| Document passage |
============================================================

Nestle v National Westminster Bank plc

Nestle v National Westminster Bank plc
Nestle v National Westminster Bank plc
Court Court of Appeal
Date decided 6 May 1992
Citation(s) [1993] 1 WLR 1260
Case history
Prior action(s) [2000] WTLR 795; Independent, July 4, 1988, (1996) 10(1) Trust law International 113, 115
Trustees, duty of care, investment

Nestle v National Westminster Bank plc [1993] 1 WLR 1260 is an English trusts law case concerning the duty of care when a trustee is making an investment.



A testator died in 1922 and named his widow, two sons and wives and one grandchild as the beneficiaries. The wife got the family home as a life interest and a tax free annuity. The two sons got annuities between age 21 and 25 and life interests in half the trust with a power to appoint income to their wives and Georgina, the grandchild, got the remainder. In 1922 there was £53,963 and in 1986 when Georgina became entitled, there was £269,203. She claimed that had the fund been invested properly there would have been £1.8m. The trust company had failed to conduct periodic reviews of investments. They invested in tax-exempt gilts because the sons were domiciled abroad, meaning exemption from inheritance tax.


High Court

Hoffmann J held that there was no breach of the duty of care. He pointed out that,[1]

modern trustees acting within their investment powers are entitled to be judged by the standards of current portfolio theory, which emphasises the risk of the entire portfolio rather than the risk attaching to each investment taken in isolation.

Court of Appeal

Staughton LJ held there was no breach of trust. Despite this the trust company fell ‘woefully short of maintaining the real value of the fund, let alone matching the average increase in price of ordinary shares’. The company had not acted ‘conscientiously, fairly and carefully’ and there was ‘not much for the bank to be proud of in its administration of the… trust’.

============================================================

| Source material |
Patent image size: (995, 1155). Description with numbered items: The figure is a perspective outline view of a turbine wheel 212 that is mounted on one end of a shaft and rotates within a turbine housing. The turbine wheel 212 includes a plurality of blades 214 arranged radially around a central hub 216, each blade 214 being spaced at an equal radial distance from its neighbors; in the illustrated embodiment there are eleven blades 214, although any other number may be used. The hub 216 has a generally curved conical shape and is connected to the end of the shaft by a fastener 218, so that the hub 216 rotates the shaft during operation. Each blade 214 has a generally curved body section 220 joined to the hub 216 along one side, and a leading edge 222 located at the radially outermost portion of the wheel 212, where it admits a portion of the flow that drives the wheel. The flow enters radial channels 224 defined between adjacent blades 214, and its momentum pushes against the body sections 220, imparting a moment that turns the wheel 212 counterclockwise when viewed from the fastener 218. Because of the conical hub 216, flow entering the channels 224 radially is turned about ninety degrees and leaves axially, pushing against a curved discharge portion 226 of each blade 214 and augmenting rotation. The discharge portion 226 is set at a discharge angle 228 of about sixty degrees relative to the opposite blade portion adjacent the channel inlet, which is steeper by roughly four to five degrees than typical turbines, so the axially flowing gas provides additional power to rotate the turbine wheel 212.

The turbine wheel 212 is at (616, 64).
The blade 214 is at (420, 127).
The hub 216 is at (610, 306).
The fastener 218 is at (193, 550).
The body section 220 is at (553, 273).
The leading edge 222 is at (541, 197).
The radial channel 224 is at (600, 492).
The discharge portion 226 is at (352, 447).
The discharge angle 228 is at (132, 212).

============================================================

| What to do |
1. Rewrite the records from their first line through the line containing "The blade 214 is at (420, 127).", inclusive, replacing "perspective" with "isometric" and leaving everything else unchanged.
2. Extend the case report on Nestle v National Westminster Bank plc, beginning immediately after its final sentence.
The records bear no relation to the case report on Nestle v National Westminster Bank plc.

| Final results |
1.
Patent image size: (995, 1155). Description with numbered items: The figure is a isometric outline view of a turbine wheel 212 that is mounted on one end of a shaft and rotates within a turbine housing. The turbine wheel 212 includes a plurality of blades 214 arranged radially around a central hub 216, each blade 214 being spaced at an equal radial distance from its neighbors; in the illustrated embodiment there are eleven blades 214, although any other number may be used. The hub 216 has a generally curved conical shape and is connected to the end of the shaft by a fastener 218, so that the hub 216 rotates the shaft during operation. Each blade 214 has a generally curved body section 220 joined to the hub 216 along one side, and a leading edge 222 located at the radially outermost portion of the wheel 212, where it admits a portion of the flow that drives the wheel. The flow enters radial channels 224 defined between adjacent blades 214, and its momentum pushes against the body sections 220, imparting a moment that turns the wheel 212 counterclockwise when viewed from the fastener 218. Because of the conical hub 216, flow entering the channels 224 radially is turned about ninety degrees and leaves axially, pushing against a curved discharge portion 226 of each blade 214 and augmenting rotation. The discharge portion 226 is set at a discharge angle 228 of about sixty degrees relative to the opposite blade portion adjacent the channel inlet, which is steeper by roughly four to five degrees than typical turbines, so the axially flowing gas provides additional power to rotate the turbine wheel 212.

The turbine wheel 212 is at (616, 64).
The blade 214 is at (420, 127).

2.
At times it will not be easy to decide what is an equitable balance’ between life tenants and remaindermen. Some regard for the facts should be had, ‘not necessarily by seeking the highest possible income at the expense of capital, but by inclining in that direction.[2]

He emphasised that ‘trustees’ performance must not be judged with hindsight: 'after the event even a fool is wise, as a poet said nearly 3,000 years ago…' and accepted evidence that equities were regarded as risky before 1959. ‘It was only in 1959 that [they became more popular].’

Dillon LJ and Leggatt LJ concurred.

See also

  • Re Chapman [1896] 2 Ch 763


  1. ^ [2000] WTLR 795
  2. ^ [1993] 1 WLR 1260, 1279


  • C Webb and T Akkouh, Trusts law (Palgrave 2008) 315 suggest Wednesbury unreasonableness is needed, because in Nestle failing to follow a ‘course which no prudent trustee would have followed’ was said to be the standard. It seems clear that the standard is now that in TA 2000 s 1.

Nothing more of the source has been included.